Problem = Print each line of the listing once more, precisely as given.

[Stored data]

════════════════

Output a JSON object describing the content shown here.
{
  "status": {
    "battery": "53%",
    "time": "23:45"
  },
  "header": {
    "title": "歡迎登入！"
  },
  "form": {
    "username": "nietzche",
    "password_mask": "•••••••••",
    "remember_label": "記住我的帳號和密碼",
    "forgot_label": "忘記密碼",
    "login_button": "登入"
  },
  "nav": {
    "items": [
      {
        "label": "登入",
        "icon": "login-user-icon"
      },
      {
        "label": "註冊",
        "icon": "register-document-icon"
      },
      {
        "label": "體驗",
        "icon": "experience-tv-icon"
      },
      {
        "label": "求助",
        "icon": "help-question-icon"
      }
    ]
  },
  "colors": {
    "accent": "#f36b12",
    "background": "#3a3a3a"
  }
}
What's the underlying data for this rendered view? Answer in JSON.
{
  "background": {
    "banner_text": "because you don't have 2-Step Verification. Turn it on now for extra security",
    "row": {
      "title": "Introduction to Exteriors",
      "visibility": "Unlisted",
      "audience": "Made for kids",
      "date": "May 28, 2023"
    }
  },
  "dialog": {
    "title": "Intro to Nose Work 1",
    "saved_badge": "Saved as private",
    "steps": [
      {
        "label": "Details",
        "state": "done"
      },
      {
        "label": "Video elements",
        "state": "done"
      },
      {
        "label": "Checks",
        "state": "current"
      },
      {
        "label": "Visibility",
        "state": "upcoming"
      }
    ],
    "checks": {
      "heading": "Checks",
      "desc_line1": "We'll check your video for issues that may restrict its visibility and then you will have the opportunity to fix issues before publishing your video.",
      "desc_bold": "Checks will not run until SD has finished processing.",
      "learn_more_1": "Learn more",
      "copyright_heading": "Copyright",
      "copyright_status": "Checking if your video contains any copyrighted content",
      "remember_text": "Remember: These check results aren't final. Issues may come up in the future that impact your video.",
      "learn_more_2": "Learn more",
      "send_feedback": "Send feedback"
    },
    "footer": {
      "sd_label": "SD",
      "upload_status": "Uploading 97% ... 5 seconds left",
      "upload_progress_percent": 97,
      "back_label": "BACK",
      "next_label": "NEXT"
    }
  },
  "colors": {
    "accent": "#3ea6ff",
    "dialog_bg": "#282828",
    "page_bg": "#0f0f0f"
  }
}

════════════════

Answer to the task =
Output a JSON object describing the content shown here.
{
  "status": {
    "battery": "53%",
    "time": "23:45"
  },
  "header": {
    "title": "歡迎登入！"
  },
  "form": {
    "username": "nietzche",
    "password_mask": "•••••••••",
    "remember_label": "記住我的帳號和密碼",
    "forgot_label": "忘記密碼",
    "login_button": "登入"
  },
  "nav": {
    "items": [
      {
        "label": "登入",
        "icon": "login-user-icon"
      },
      {
        "label": "註冊",
        "icon": "register-document-icon"
      },
      {
        "label": "體驗",
        "icon": "experience-tv-icon"
      },
      {
        "label": "求助",
        "icon": "help-question-icon"
      }
    ]
  },
  "colors": {
    "accent": "#f36b12",
    "background": "#3a3a3a"
  }
}
What's the underlying data for this rendered view? Answer in JSON.
{
  "background": {
    "banner_text": "because you don't have 2-Step Verification. Turn it on now for extra security",
    "row": {
      "title": "Introduction to Exteriors",
      "visibility": "Unlisted",
      "audience": "Made for kids",
      "date": "May 28, 2023"
    }
  },
  "dialog": {
    "title": "Intro to Nose Work 1",
    "saved_badge": "Saved as private",
    "steps": [
      {
        "label": "Details",
        "state": "done"
      },
      {
        "label": "Video elements",
        "state": "done"
      },
      {
        "label": "Checks",
        "state": "current"
      },
      {
        "label": "Visibility",
        "state": "upcoming"
      }
    ],
    "checks": {
      "heading": "Checks",
      "desc_line1": "We'll check your video for issues that may restrict its visibility and then you will have the opportunity to fix issues before publishing your video.",
      "desc_bold": "Checks will not run until SD has finished processing.",
      "learn_more_1": "Learn more",
      "copyright_heading": "Copyright",
      "copyright_status": "Checking if your video contains any copyrighted content",
      "remember_text": "Remember: These check results aren't final. Issues may come up in the future that impact your video.",
      "learn_more_2": "Learn more",
      "send_feedback": "Send feedback"
    },
    "footer": {
      "sd_label": "SD",
      "upload_status": "Uploading 97% ... 5 seconds left",
      "upload_progress_percent": 97,
      "back_label": "BACK",
      "next_label": "NEXT"
    }
  },
  "colors": {
    "accent": "#3ea6ff",
    "dialog_bg": "#282828",
    "page_bg": "#0f0f0f"
  }
}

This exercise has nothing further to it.